> **Exercise description**
Keep only the lines of the data below that contain "this", and copy them.

> **Material provided**
┄┄┄┄┄┄┄┄┄┄

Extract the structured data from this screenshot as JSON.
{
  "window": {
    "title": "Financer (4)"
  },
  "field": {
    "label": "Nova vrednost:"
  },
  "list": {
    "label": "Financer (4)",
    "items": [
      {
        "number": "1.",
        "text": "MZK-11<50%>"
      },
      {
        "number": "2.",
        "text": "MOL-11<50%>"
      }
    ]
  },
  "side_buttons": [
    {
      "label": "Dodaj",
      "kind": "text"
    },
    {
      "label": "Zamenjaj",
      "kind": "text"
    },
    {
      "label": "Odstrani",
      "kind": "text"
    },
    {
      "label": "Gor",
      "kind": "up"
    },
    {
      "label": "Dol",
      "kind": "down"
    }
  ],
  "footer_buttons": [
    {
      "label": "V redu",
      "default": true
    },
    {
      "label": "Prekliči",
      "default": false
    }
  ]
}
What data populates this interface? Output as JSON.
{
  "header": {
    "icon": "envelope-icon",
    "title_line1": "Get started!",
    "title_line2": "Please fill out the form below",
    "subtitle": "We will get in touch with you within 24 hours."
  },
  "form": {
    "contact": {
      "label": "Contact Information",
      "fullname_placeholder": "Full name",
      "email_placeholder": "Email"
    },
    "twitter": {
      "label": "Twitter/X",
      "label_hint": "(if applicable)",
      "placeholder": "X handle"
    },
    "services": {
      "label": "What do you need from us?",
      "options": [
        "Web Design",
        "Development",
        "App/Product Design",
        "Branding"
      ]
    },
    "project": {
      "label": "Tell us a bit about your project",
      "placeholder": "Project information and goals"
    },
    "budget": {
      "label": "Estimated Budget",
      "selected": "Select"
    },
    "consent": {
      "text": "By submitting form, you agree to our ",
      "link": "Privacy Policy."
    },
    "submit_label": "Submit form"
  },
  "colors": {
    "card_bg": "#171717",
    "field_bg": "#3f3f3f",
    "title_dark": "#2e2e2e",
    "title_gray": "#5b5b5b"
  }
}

┄┄┄┄┄┄┄┄┄┄

> **Response below**
Extract the structured data from this screenshot as JSON.
What data populates this interface? Output as JSON.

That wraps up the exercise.